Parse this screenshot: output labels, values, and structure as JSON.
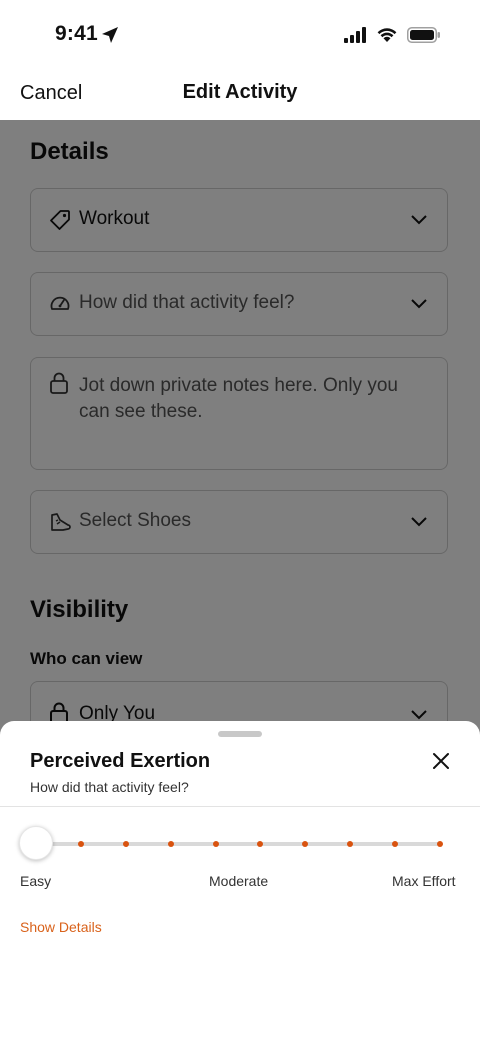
{
  "status_bar": {
    "time": "9:41"
  },
  "nav": {
    "cancel_label": "Cancel",
    "title": "Edit Activity"
  },
  "details": {
    "section_title": "Details",
    "activity_type": "Workout",
    "feel_placeholder": "How did that activity feel?",
    "notes_placeholder": "Jot down private notes here. Only you can see these.",
    "shoes_placeholder": "Select Shoes"
  },
  "visibility": {
    "section_title": "Visibility",
    "who_can_view_label": "Who can view",
    "who_can_view_value": "Only You"
  },
  "sheet": {
    "title": "Perceived Exertion",
    "subtitle": "How did that activity feel?",
    "slider": {
      "value": 1,
      "steps": 10
    },
    "labels": {
      "easy": "Easy",
      "moderate": "Moderate",
      "max": "Max Effort"
    },
    "show_details_label": "Show Details"
  },
  "colors": {
    "accent": "#d9621b",
    "tick": "#d9530f",
    "overlay": "rgba(0,0,0,0.5)"
  }
}
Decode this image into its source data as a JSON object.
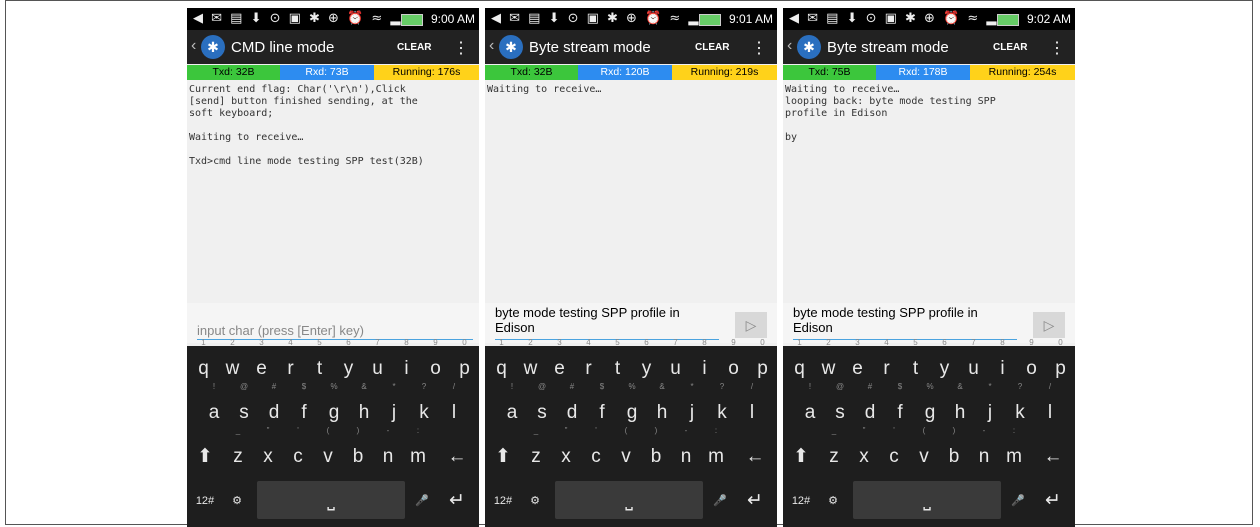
{
  "screens": [
    {
      "time": "9:00 AM",
      "title": "CMD line mode",
      "clear_label": "CLEAR",
      "menu_icon": "overflow-menu-icon",
      "txd": "Txd: 32B",
      "rxd": "Rxd: 73B",
      "running": "Running: 176s",
      "log": "Current end flag: Char('\\r\\n'),Click\n[send] button finished sending, at the\nsoft keyboard;\n\nWaiting to receive…\n\nTxd>cmd line mode testing SPP test(32B)",
      "input_value": "",
      "input_placeholder": "input char (press [Enter] key)",
      "show_send": false
    },
    {
      "time": "9:01 AM",
      "title": "Byte stream mode",
      "clear_label": "CLEAR",
      "menu_icon": "overflow-menu-icon",
      "txd": "Txd: 32B",
      "rxd": "Rxd: 120B",
      "running": "Running: 219s",
      "log": "Waiting to receive…",
      "input_value": "byte mode testing SPP profile in Edison",
      "input_placeholder": "",
      "show_send": true
    },
    {
      "time": "9:02 AM",
      "title": "Byte stream mode",
      "clear_label": "CLEAR",
      "menu_icon": "overflow-menu-icon",
      "txd": "Txd: 75B",
      "rxd": "Rxd: 178B",
      "running": "Running: 254s",
      "log": "Waiting to receive…\nlooping back: byte mode testing SPP\nprofile in Edison\n\nby",
      "input_value": "byte mode testing SPP profile in Edison",
      "input_placeholder": "",
      "show_send": true
    }
  ],
  "keyboard": {
    "row1": [
      "q",
      "w",
      "e",
      "r",
      "t",
      "y",
      "u",
      "i",
      "o",
      "p"
    ],
    "row1_hints": [
      "1",
      "2",
      "3",
      "4",
      "5",
      "6",
      "7",
      "8",
      "9",
      "0"
    ],
    "row2": [
      "a",
      "s",
      "d",
      "f",
      "g",
      "h",
      "j",
      "k",
      "l"
    ],
    "row2_hints": [
      "!",
      "@",
      "#",
      "$",
      "%",
      "&",
      "*",
      "?",
      "/"
    ],
    "row3": [
      "z",
      "x",
      "c",
      "v",
      "b",
      "n",
      "m"
    ],
    "row3_hints": [
      "_",
      "\"",
      "'",
      "(",
      ")",
      "-",
      ":"
    ],
    "shift_icon": "shift-arrow-icon",
    "backspace_icon": "backspace-icon",
    "symbols_label": "12#",
    "enter_icon": "enter-icon",
    "mic_icon": "microphone-icon",
    "settings_icon": "settings-gear-icon"
  }
}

Exercise objective = Every entry must be transcribed exactly. Pictures do not belong in the copy.

Complete answer =
Parse this screenshot: output labels, values, and structure as JSON.
{
  "status_bar": {
    "time": "9:41"
  },
  "nav": {
    "cancel_label": "Cancel",
    "title": "Edit Activity"
  },
  "details": {
    "section_title": "Details",
    "activity_type": "Workout",
    "feel_placeholder": "How did that activity feel?",
    "notes_placeholder": "Jot down private notes here. Only you can see these.",
    "shoes_placeholder": "Select Shoes"
  },
  "visibility": {
    "section_title": "Visibility",
    "who_can_view_label": "Who can view",
    "who_can_view_value": "Only You"
  },
  "sheet": {
    "title": "Perceived Exertion",
    "subtitle": "How did that activity feel?",
    "slider": {
      "value": 1,
      "steps": 10
    },
    "labels": {
      "easy": "Easy",
      "moderate": "Moderate",
      "max": "Max Effort"
    },
    "show_details_label": "Show Details"
  },
  "colors": {
    "accent": "#d9621b",
    "tick": "#d9530f",
    "overlay": "rgba(0,0,0,0.5)"
  }
}
Decode this image into its source data as a JSON object.
{
  "screens": [
    {
      "time": "9:00 AM",
      "title": "CMD line mode",
      "clear_label": "CLEAR",
      "menu_icon": "overflow-menu-icon",
      "txd": "Txd: 32B",
      "rxd": "Rxd: 73B",
      "running": "Running: 176s",
      "log": "Current end flag: Char('\\r\\n'),Click\n[send] button finished sending, at the\nsoft keyboard;\n\nWaiting to receive…\n\nTxd>cmd line mode testing SPP test(32B)",
      "input_value": "",
      "input_placeholder": "input char (press [Enter] key)",
      "show_send": false
    },
    {
      "time": "9:01 AM",
      "title": "Byte stream mode",
      "clear_label": "CLEAR",
      "menu_icon": "overflow-menu-icon",
      "txd": "Txd: 32B",
      "rxd": "Rxd: 120B",
      "running": "Running: 219s",
      "log": "Waiting to receive…",
      "input_value": "byte mode testing SPP profile in Edison",
      "input_placeholder": "",
      "show_send": true
    },
    {
      "time": "9:02 AM",
      "title": "Byte stream mode",
      "clear_label": "CLEAR",
      "menu_icon": "overflow-menu-icon",
      "txd": "Txd: 75B",
      "rxd": "Rxd: 178B",
      "running": "Running: 254s",
      "log": "Waiting to receive…\nlooping back: byte mode testing SPP\nprofile in Edison\n\nby",
      "input_value": "byte mode testing SPP profile in Edison",
      "input_placeholder": "",
      "show_send": true
    }
  ],
  "keyboard": {
    "row1": [
      "q",
      "w",
      "e",
      "r",
      "t",
      "y",
      "u",
      "i",
      "o",
      "p"
    ],
    "row1_hints": [
      "1",
      "2",
      "3",
      "4",
      "5",
      "6",
      "7",
      "8",
      "9",
      "0"
    ],
    "row2": [
      "a",
      "s",
      "d",
      "f",
      "g",
      "h",
      "j",
      "k",
      "l"
    ],
    "row2_hints": [
      "!",
      "@",
      "#",
      "$",
      "%",
      "&",
      "*",
      "?",
      "/"
    ],
    "row3": [
      "z",
      "x",
      "c",
      "v",
      "b",
      "n",
      "m"
    ],
    "row3_hints": [
      "_",
      "\"",
      "'",
      "(",
      ")",
      "-",
      ":"
    ],
    "shift_icon": "shift-arrow-icon",
    "backspace_icon": "backspace-icon",
    "symbols_label": "12#",
    "enter_icon": "enter-icon",
    "mic_icon": "microphone-icon",
    "settings_icon": "settings-gear-icon"
  }
}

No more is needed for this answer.